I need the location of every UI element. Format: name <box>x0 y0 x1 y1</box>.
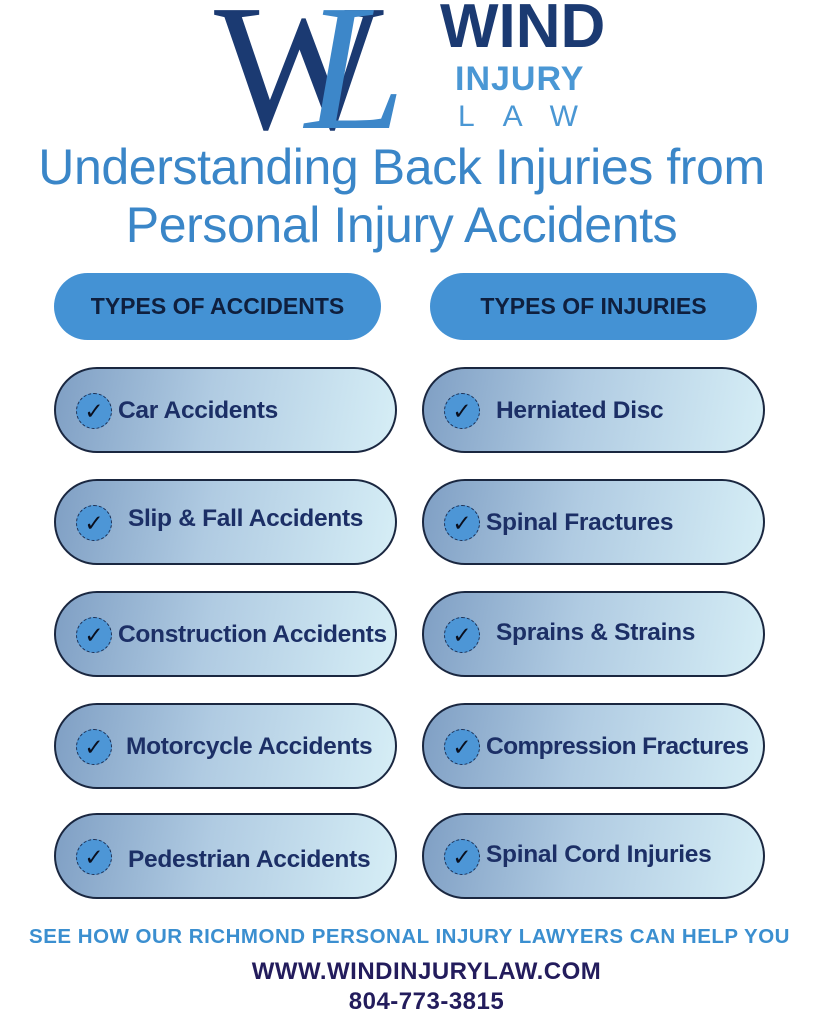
pill: spinal cord injuries: ✓ <box>452 844 472 870</box>
pill: motorcycle: ✓ <box>84 734 104 760</box>
footer tagline: SEE HOW OUR RICHMOND PERSONAL INJURY LAWYERS CAN HELP YOU <box>29 925 790 948</box>
pill: pedestrian <box>54 813 397 899</box>
pill: spinal fractures <box>422 479 765 565</box>
title: Personal Injury Accidents <box>126 197 677 253</box>
logo <box>214 0 606 167</box>
title <box>38 139 765 253</box>
pill: sprains & strains: ✓ <box>452 622 472 648</box>
header: types of injuries: TYPES OF INJURIES <box>480 293 707 319</box>
pill: slip & fall: ✓ <box>84 510 104 536</box>
footer contact: 804-773-3815 <box>349 988 504 1015</box>
pill: pedestrian: Pedestrian Accidents <box>128 846 370 873</box>
pill: car accidents: Car Accidents <box>118 397 278 424</box>
header: types of injuries <box>430 273 757 340</box>
logo text INJURY: INJURY <box>455 60 584 98</box>
pill: compression fractures: ✓ <box>452 734 472 760</box>
pill: motorcycle: Motorcycle Accidents <box>126 733 372 760</box>
pill: spinal fractures: ✓ <box>452 510 472 536</box>
pill: pedestrian: ✓ <box>84 844 104 870</box>
pill: slip & fall <box>54 479 397 565</box>
pill: sprains & strains <box>422 591 765 677</box>
pill: construction <box>54 591 397 677</box>
pill: car accidents: ✓ <box>84 398 104 424</box>
pill: spinal cord injuries: Spinal Cord Injuries <box>486 841 711 868</box>
pill: motorcycle <box>54 703 397 789</box>
pill: herniated disc: ✓ <box>452 398 472 424</box>
footer contact: WWW.WINDINJURYLAW.COM <box>252 958 601 985</box>
pill: spinal cord injuries <box>422 813 765 899</box>
header: types of accidents <box>54 273 381 340</box>
logo text LAW: LAW <box>458 100 606 133</box>
pill: herniated disc <box>422 367 765 453</box>
pill: compression fractures <box>422 703 765 789</box>
pill: compression fractures: Compression Fractures <box>486 733 748 760</box>
pill: sprains & strains: Sprains & Strains <box>496 619 695 646</box>
pill: construction: ✓ <box>84 622 104 648</box>
pill: car accidents <box>54 367 397 453</box>
pill: herniated disc: Herniated Disc <box>496 397 663 424</box>
header: types of accidents: TYPES OF ACCIDENTS <box>91 293 344 319</box>
pill: spinal fractures: Spinal Fractures <box>486 509 673 536</box>
pill: slip & fall: Slip & Fall Accidents <box>128 505 363 532</box>
pill: construction: Construction Accidents <box>118 621 387 648</box>
footer contact <box>252 958 601 1015</box>
title: Understanding Back Injuries from <box>38 139 765 195</box>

____________

§ **GIVEN PROBLEM**
Transcribe the material above line for line, leaving out the pictures.

§ **SOLUTION TO THIS TASK**
I need the location of every UI element. Format: name <box>x0 y0 x1 y1</box>.
pill: spinal cord injuries: ✓ <box>452 844 472 870</box>
pill: motorcycle: ✓ <box>84 734 104 760</box>
footer tagline: SEE HOW OUR RICHMOND PERSONAL INJURY LAWYERS CAN HELP YOU <box>29 925 790 948</box>
pill: pedestrian <box>54 813 397 899</box>
pill: spinal fractures <box>422 479 765 565</box>
title: Personal Injury Accidents <box>126 197 677 253</box>
logo <box>214 0 606 167</box>
title <box>38 139 765 253</box>
pill: sprains & strains: ✓ <box>452 622 472 648</box>
header: types of injuries: TYPES OF INJURIES <box>480 293 707 319</box>
pill: slip & fall: ✓ <box>84 510 104 536</box>
footer contact: 804-773-3815 <box>349 988 504 1015</box>
pill: pedestrian: Pedestrian Accidents <box>128 846 370 873</box>
pill: car accidents: Car Accidents <box>118 397 278 424</box>
header: types of injuries <box>430 273 757 340</box>
logo text INJURY: INJURY <box>455 60 584 98</box>
pill: compression fractures: ✓ <box>452 734 472 760</box>
pill: motorcycle: Motorcycle Accidents <box>126 733 372 760</box>
pill: spinal fractures: ✓ <box>452 510 472 536</box>
pill: pedestrian: ✓ <box>84 844 104 870</box>
pill: slip & fall <box>54 479 397 565</box>
pill: sprains & strains <box>422 591 765 677</box>
pill: construction <box>54 591 397 677</box>
pill: car accidents: ✓ <box>84 398 104 424</box>
pill: spinal cord injuries: Spinal Cord Injuries <box>486 841 711 868</box>
pill: motorcycle <box>54 703 397 789</box>
pill: herniated disc: ✓ <box>452 398 472 424</box>
footer contact: WWW.WINDINJURYLAW.COM <box>252 958 601 985</box>
pill: spinal cord injuries <box>422 813 765 899</box>
header: types of accidents <box>54 273 381 340</box>
logo text LAW: LAW <box>458 100 606 133</box>
pill: herniated disc <box>422 367 765 453</box>
pill: compression fractures <box>422 703 765 789</box>
pill: compression fractures: Compression Fractures <box>486 733 748 760</box>
pill: sprains & strains: Sprains & Strains <box>496 619 695 646</box>
pill: construction: ✓ <box>84 622 104 648</box>
pill: car accidents <box>54 367 397 453</box>
pill: herniated disc: Herniated Disc <box>496 397 663 424</box>
header: types of accidents: TYPES OF ACCIDENTS <box>91 293 344 319</box>
pill: spinal fractures: Spinal Fractures <box>486 509 673 536</box>
pill: slip & fall: Slip & Fall Accidents <box>128 505 363 532</box>
pill: construction: Construction Accidents <box>118 621 387 648</box>
footer contact <box>252 958 601 1015</box>
title: Understanding Back Injuries from <box>38 139 765 195</box>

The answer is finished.